Problems to work on –
(1) In the multi-cloud compliance article, how much can PCI DSS noncompliance cost?
(2) List every approach that the overview of the multi-cloud compliance article gives for simplifying compliance.
(3) Extend the multi-cloud compliance article from its final sentence.

* BEGIN Text shown *

/ How to Simplify Compliance Across Multi-Cloud Environments
How to Simplify Compliance Across Multi-Cloud Environments
Organizations that use multiple cloud environments face a web of challenges to secure their data amid tightening regulations. Relying on traditional tools and manual processes for compliance in these environments increases the risk of breaches, fines, and delays. To ensure long-term success, organizations need strategies that simplify compliance while delivering strong, consistent security.
Overview
• Multi-cloud compliance means following data security and privacy laws when using more than one cloud provider, like AWS or Azure.
• Managing compliance in these environments can be hard because of shadow IT, fragmented tools, and constantly changing systems.
• Static reviews and manual audits often fail in the cloud because things change too quickly.
• Organizations can simplify compliance by using automation, setting clear security rules, focusing on high-risk areas, and working across teams.
• Tools like Zscaler DSPM and AI-SPM give you visibility and automation so you can meet regulations, protect data, and lower risks with less effort.
What Is Multi-Cloud Compliance?
Multi-cloud compliance is a complex process of adhering to laws and industry mandates concerning data security and privacy in the cloud. It involves working across platforms to ensure consistent visibility and control over how data is stored, accessed, and shared.
Compliance requirements vary widely by region and industry with regard to data handling, data residency, encryption standards, and more. Cloud providers (CSPs) like AWS, Microsoft Azure, and Google Cloud each add to this with their own management tools, configurations, and security policies. Thus, the more clouds an organization uses, the more difficult it becomes to stay fully compliant.
To overcome this, organizations need a way to make configuring, maintaining, and attesting compliance easier and faster.
Why Simplifying Multi-Cloud Compliance Matters
Failing to meet compliance standards can have major consequences in these key areas:
- Financial penalties: Regulations like HIPAA and PCI DSS impose steep fines for violations. For example, HIPAA breaches can cost up to US$71,162 per record, and PCI DSS noncompliance can cost up to $100,000 per month (as of 2025). These penalties alone make compliance a top priority.

* END Text shown *
* BEGIN Given material *

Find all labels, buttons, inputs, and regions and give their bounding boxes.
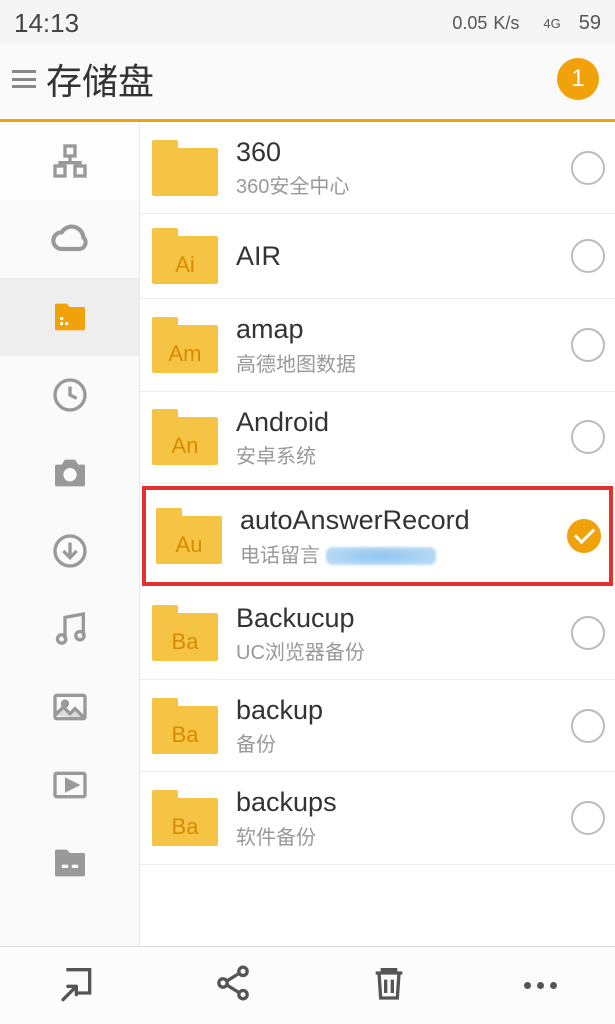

* END Given material *

Results of the tasks –
(1) Up to $100,000 per month (as of 2025).

(2)
- Using automation
- Setting clear security rules
- Focusing on high-risk areas
- Working across teams

(3)
- Lost revenue and trust: Data breaches, failed audits, or negative press can erode customer trust and weaken business relationships. Many companies find it difficult to restore their reputation, leading to lost revenue and reduced growth opportunities.
- Operational disruption: Noncompliance can force organizations to pause their operations while they address violations or rework systems. This, in turn, can delay product launches, disrupt workflows, and create other ripple effects throughout the organization.
By automating monitoring, improving visibility, and addressing risks proactively, organizations can reduce the likelihood of violations. Investing in compliance upfront doesn’t just reduce penalties—it supports the ability to grow without interruptions.
Multi-Cloud Compliance Challenges
What is it, specifically, that makes multi-cloud regulatory compliance so difficult? Let's take a closer look at the major challenges:
Shared Responsibility Models
Most CSPs follow a shared responsibility model. The CSP handles certain security elements (like protecting physical servers), while the customer is responsible for securing workloads, user access, and configurations. Any confusion about who is responsible for what can lead to compliance issues. For example, a CSP might not notice a misconfigured database, but it still leaves the customer exposed to risks.
Lack of Unified Tools and Visibility
Each CSP offers its own compliance tools, but they often can’t integrate with other platforms. As a result, it can be difficult for customers to get a full view of their compliance across all cloud platforms. Without centralized monitoring tools, they will struggle to detect violations, track permissions, or manage data movement efficiently.
Shadow IT and Lack of Control
In multi-cloud environments, IT teams often lack visibility into unsanctioned tools that may violate compliance. For example, sensitive data could be stored in locations or processed by tools that don’t meet GDPR or HIPAA requirements. Without proper oversight, shadow IT expands the attack surface and undermines efforts to centralize control over compliance.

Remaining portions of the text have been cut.